* _WHAT THE TASK REQUIRES_
Exactly as they appear, output all of the records. Skip any images.

* _GIVEN DATA_
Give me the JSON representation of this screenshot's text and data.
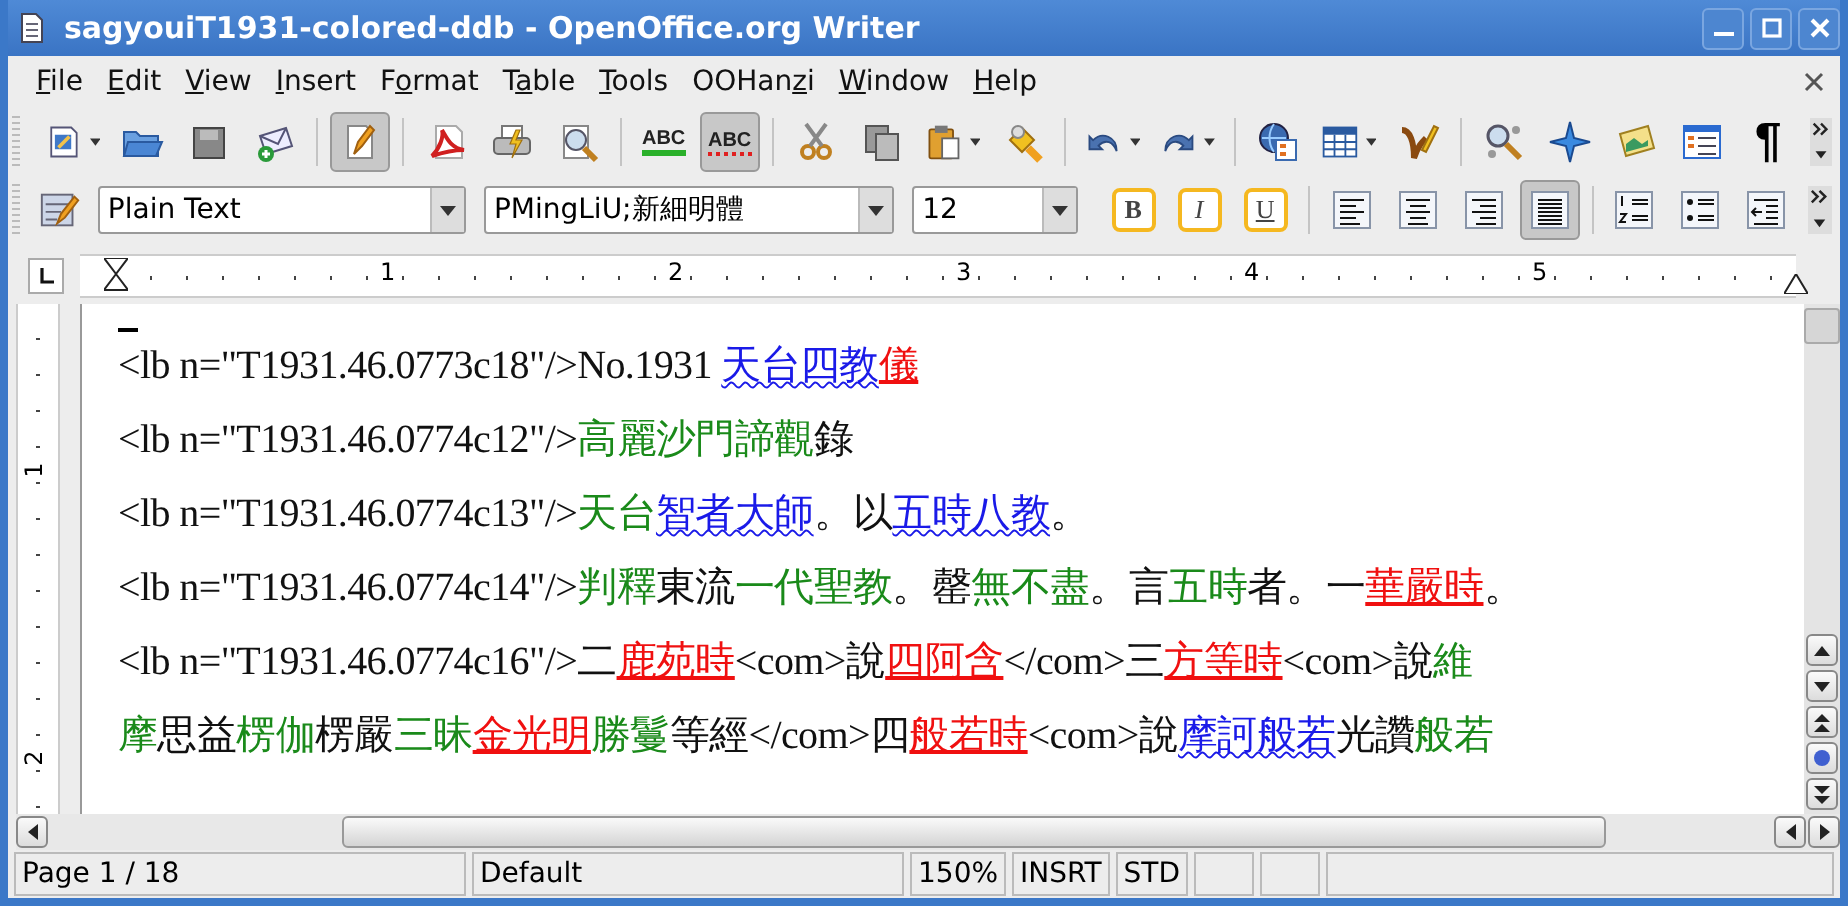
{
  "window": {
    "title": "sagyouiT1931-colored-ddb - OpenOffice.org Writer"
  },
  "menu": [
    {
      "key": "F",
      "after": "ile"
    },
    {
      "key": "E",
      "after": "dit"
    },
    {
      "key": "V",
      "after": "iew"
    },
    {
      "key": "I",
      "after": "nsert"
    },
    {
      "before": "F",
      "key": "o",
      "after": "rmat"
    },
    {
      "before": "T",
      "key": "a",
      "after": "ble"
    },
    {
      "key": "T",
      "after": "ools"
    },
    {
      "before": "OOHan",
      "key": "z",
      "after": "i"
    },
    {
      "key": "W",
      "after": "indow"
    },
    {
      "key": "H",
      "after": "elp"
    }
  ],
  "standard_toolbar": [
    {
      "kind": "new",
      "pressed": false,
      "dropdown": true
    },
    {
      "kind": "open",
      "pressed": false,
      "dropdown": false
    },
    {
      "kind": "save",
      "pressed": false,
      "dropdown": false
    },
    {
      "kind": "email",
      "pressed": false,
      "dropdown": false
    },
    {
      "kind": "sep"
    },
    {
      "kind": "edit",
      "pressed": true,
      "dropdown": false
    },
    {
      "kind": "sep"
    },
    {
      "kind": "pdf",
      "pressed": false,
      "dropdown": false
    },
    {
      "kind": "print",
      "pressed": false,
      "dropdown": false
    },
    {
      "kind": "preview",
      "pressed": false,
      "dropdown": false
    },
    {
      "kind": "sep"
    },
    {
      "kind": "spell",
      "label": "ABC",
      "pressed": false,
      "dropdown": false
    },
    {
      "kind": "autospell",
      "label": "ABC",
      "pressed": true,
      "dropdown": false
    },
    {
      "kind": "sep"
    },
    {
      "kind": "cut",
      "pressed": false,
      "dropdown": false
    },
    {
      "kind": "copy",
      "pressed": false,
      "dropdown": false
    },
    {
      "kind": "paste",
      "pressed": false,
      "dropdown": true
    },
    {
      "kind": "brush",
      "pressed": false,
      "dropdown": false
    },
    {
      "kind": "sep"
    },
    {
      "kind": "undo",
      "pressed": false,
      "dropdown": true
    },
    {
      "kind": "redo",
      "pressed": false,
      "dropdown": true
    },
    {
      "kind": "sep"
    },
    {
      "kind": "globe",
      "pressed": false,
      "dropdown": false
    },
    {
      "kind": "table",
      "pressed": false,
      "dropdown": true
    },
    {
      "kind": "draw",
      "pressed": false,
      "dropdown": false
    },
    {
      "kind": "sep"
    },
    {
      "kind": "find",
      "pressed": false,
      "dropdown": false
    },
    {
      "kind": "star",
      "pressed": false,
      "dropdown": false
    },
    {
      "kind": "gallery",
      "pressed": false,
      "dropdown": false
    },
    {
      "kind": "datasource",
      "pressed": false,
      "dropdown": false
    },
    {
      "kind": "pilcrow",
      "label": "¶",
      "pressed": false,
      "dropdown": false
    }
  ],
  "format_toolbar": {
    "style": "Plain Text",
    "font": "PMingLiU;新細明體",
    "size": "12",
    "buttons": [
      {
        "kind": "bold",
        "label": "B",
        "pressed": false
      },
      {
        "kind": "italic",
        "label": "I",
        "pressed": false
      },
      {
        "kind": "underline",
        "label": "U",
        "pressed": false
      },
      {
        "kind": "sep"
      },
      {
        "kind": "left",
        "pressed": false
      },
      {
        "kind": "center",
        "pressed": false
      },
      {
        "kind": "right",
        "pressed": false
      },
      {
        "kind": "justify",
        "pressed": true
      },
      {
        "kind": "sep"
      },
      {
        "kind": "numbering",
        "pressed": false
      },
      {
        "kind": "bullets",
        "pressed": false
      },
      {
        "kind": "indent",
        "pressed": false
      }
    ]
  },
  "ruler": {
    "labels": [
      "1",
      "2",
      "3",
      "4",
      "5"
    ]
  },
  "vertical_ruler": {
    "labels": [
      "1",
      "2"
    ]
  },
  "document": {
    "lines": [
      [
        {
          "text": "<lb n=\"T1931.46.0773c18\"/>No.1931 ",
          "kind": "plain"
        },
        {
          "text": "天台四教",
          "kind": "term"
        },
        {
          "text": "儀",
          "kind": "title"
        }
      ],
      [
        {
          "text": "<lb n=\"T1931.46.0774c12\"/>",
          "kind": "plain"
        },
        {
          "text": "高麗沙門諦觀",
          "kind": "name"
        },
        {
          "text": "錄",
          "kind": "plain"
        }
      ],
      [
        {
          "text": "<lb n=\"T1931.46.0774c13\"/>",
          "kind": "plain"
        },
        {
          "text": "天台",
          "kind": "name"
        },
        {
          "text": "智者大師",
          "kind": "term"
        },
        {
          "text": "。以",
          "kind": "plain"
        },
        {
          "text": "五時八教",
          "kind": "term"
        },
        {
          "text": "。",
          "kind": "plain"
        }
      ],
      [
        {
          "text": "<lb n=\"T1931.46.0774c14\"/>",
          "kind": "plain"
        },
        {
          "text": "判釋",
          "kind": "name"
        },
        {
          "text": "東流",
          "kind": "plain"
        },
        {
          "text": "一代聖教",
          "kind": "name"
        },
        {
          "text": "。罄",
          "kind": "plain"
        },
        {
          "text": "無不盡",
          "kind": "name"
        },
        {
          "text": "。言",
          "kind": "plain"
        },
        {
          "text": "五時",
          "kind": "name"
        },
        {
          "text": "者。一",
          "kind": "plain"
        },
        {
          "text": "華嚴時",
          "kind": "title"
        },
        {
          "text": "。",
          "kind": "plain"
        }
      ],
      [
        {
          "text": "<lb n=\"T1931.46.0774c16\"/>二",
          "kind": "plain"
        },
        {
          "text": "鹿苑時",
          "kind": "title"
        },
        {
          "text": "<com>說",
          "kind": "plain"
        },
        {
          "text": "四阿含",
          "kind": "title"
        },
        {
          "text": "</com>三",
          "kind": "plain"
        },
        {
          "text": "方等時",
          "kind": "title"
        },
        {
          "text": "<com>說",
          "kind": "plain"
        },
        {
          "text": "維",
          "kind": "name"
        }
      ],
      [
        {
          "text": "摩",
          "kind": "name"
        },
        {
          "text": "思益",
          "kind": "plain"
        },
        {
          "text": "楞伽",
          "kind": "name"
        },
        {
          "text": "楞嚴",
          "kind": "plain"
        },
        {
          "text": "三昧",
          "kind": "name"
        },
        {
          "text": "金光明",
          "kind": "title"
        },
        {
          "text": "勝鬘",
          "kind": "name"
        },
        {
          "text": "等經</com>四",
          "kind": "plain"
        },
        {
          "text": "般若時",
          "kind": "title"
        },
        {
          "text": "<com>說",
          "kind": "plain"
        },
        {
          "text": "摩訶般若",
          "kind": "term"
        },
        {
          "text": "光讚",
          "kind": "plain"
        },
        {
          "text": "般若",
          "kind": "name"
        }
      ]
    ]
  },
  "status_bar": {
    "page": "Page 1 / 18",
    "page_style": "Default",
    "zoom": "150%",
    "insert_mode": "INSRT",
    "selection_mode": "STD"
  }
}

* _THE RESPONSE_
Give me the JSON representation of this screenshot's text and data.
{
  "window": {
    "title": "sagyouiT1931-colored-ddb - OpenOffice.org Writer"
  },
  "menu": [
    {
      "key": "F",
      "after": "ile"
    },
    {
      "key": "E",
      "after": "dit"
    },
    {
      "key": "V",
      "after": "iew"
    },
    {
      "key": "I",
      "after": "nsert"
    },
    {
      "before": "F",
      "key": "o",
      "after": "rmat"
    },
    {
      "before": "T",
      "key": "a",
      "after": "ble"
    },
    {
      "key": "T",
      "after": "ools"
    },
    {
      "before": "OOHan",
      "key": "z",
      "after": "i"
    },
    {
      "key": "W",
      "after": "indow"
    },
    {
      "key": "H",
      "after": "elp"
    }
  ],
  "standard_toolbar": [
    {
      "kind": "new",
      "pressed": false,
      "dropdown": true
    },
    {
      "kind": "open",
      "pressed": false,
      "dropdown": false
    },
    {
      "kind": "save",
      "pressed": false,
      "dropdown": false
    },
    {
      "kind": "email",
      "pressed": false,
      "dropdown": false
    },
    {
      "kind": "sep"
    },
    {
      "kind": "edit",
      "pressed": true,
      "dropdown": false
    },
    {
      "kind": "sep"
    },
    {
      "kind": "pdf",
      "pressed": false,
      "dropdown": false
    },
    {
      "kind": "print",
      "pressed": false,
      "dropdown": false
    },
    {
      "kind": "preview",
      "pressed": false,
      "dropdown": false
    },
    {
      "kind": "sep"
    },
    {
      "kind": "spell",
      "label": "ABC",
      "pressed": false,
      "dropdown": false
    },
    {
      "kind": "autospell",
      "label": "ABC",
      "pressed": true,
      "dropdown": false
    },
    {
      "kind": "sep"
    },
    {
      "kind": "cut",
      "pressed": false,
      "dropdown": false
    },
    {
      "kind": "copy",
      "pressed": false,
      "dropdown": false
    },
    {
      "kind": "paste",
      "pressed": false,
      "dropdown": true
    },
    {
      "kind": "brush",
      "pressed": false,
      "dropdown": false
    },
    {
      "kind": "sep"
    },
    {
      "kind": "undo",
      "pressed": false,
      "dropdown": true
    },
    {
      "kind": "redo",
      "pressed": false,
      "dropdown": true
    },
    {
      "kind": "sep"
    },
    {
      "kind": "globe",
      "pressed": false,
      "dropdown": false
    },
    {
      "kind": "table",
      "pressed": false,
      "dropdown": true
    },
    {
      "kind": "draw",
      "pressed": false,
      "dropdown": false
    },
    {
      "kind": "sep"
    },
    {
      "kind": "find",
      "pressed": false,
      "dropdown": false
    },
    {
      "kind": "star",
      "pressed": false,
      "dropdown": false
    },
    {
      "kind": "gallery",
      "pressed": false,
      "dropdown": false
    },
    {
      "kind": "datasource",
      "pressed": false,
      "dropdown": false
    },
    {
      "kind": "pilcrow",
      "label": "¶",
      "pressed": false,
      "dropdown": false
    }
  ],
  "format_toolbar": {
    "style": "Plain Text",
    "font": "PMingLiU;新細明體",
    "size": "12",
    "buttons": [
      {
        "kind": "bold",
        "label": "B",
        "pressed": false
      },
      {
        "kind": "italic",
        "label": "I",
        "pressed": false
      },
      {
        "kind": "underline",
        "label": "U",
        "pressed": false
      },
      {
        "kind": "sep"
      },
      {
        "kind": "left",
        "pressed": false
      },
      {
        "kind": "center",
        "pressed": false
      },
      {
        "kind": "right",
        "pressed": false
      },
      {
        "kind": "justify",
        "pressed": true
      },
      {
        "kind": "sep"
      },
      {
        "kind": "numbering",
        "pressed": false
      },
      {
        "kind": "bullets",
        "pressed": false
      },
      {
        "kind": "indent",
        "pressed": false
      }
    ]
  },
  "ruler": {
    "labels": [
      "1",
      "2",
      "3",
      "4",
      "5"
    ]
  },
  "vertical_ruler": {
    "labels": [
      "1",
      "2"
    ]
  },
  "document": {
    "lines": [
      [
        {
          "text": "<lb n=\"T1931.46.0773c18\"/>No.1931 ",
          "kind": "plain"
        },
        {
          "text": "天台四教",
          "kind": "term"
        },
        {
          "text": "儀",
          "kind": "title"
        }
      ],
      [
        {
          "text": "<lb n=\"T1931.46.0774c12\"/>",
          "kind": "plain"
        },
        {
          "text": "高麗沙門諦觀",
          "kind": "name"
        },
        {
          "text": "錄",
          "kind": "plain"
        }
      ],
      [
        {
          "text": "<lb n=\"T1931.46.0774c13\"/>",
          "kind": "plain"
        },
        {
          "text": "天台",
          "kind": "name"
        },
        {
          "text": "智者大師",
          "kind": "term"
        },
        {
          "text": "。以",
          "kind": "plain"
        },
        {
          "text": "五時八教",
          "kind": "term"
        },
        {
          "text": "。",
          "kind": "plain"
        }
      ],
      [
        {
          "text": "<lb n=\"T1931.46.0774c14\"/>",
          "kind": "plain"
        },
        {
          "text": "判釋",
          "kind": "name"
        },
        {
          "text": "東流",
          "kind": "plain"
        },
        {
          "text": "一代聖教",
          "kind": "name"
        },
        {
          "text": "。罄",
          "kind": "plain"
        },
        {
          "text": "無不盡",
          "kind": "name"
        },
        {
          "text": "。言",
          "kind": "plain"
        },
        {
          "text": "五時",
          "kind": "name"
        },
        {
          "text": "者。一",
          "kind": "plain"
        },
        {
          "text": "華嚴時",
          "kind": "title"
        },
        {
          "text": "。",
          "kind": "plain"
        }
      ],
      [
        {
          "text": "<lb n=\"T1931.46.0774c16\"/>二",
          "kind": "plain"
        },
        {
          "text": "鹿苑時",
          "kind": "title"
        },
        {
          "text": "<com>說",
          "kind": "plain"
        },
        {
          "text": "四阿含",
          "kind": "title"
        },
        {
          "text": "</com>三",
          "kind": "plain"
        },
        {
          "text": "方等時",
          "kind": "title"
        },
        {
          "text": "<com>說",
          "kind": "plain"
        },
        {
          "text": "維",
          "kind": "name"
        }
      ],
      [
        {
          "text": "摩",
          "kind": "name"
        },
        {
          "text": "思益",
          "kind": "plain"
        },
        {
          "text": "楞伽",
          "kind": "name"
        },
        {
          "text": "楞嚴",
          "kind": "plain"
        },
        {
          "text": "三昧",
          "kind": "name"
        },
        {
          "text": "金光明",
          "kind": "title"
        },
        {
          "text": "勝鬘",
          "kind": "name"
        },
        {
          "text": "等經</com>四",
          "kind": "plain"
        },
        {
          "text": "般若時",
          "kind": "title"
        },
        {
          "text": "<com>說",
          "kind": "plain"
        },
        {
          "text": "摩訶般若",
          "kind": "term"
        },
        {
          "text": "光讚",
          "kind": "plain"
        },
        {
          "text": "般若",
          "kind": "name"
        }
      ]
    ]
  },
  "status_bar": {
    "page": "Page 1 / 18",
    "page_style": "Default",
    "zoom": "150%",
    "insert_mode": "INSRT",
    "selection_mode": "STD"
  }
}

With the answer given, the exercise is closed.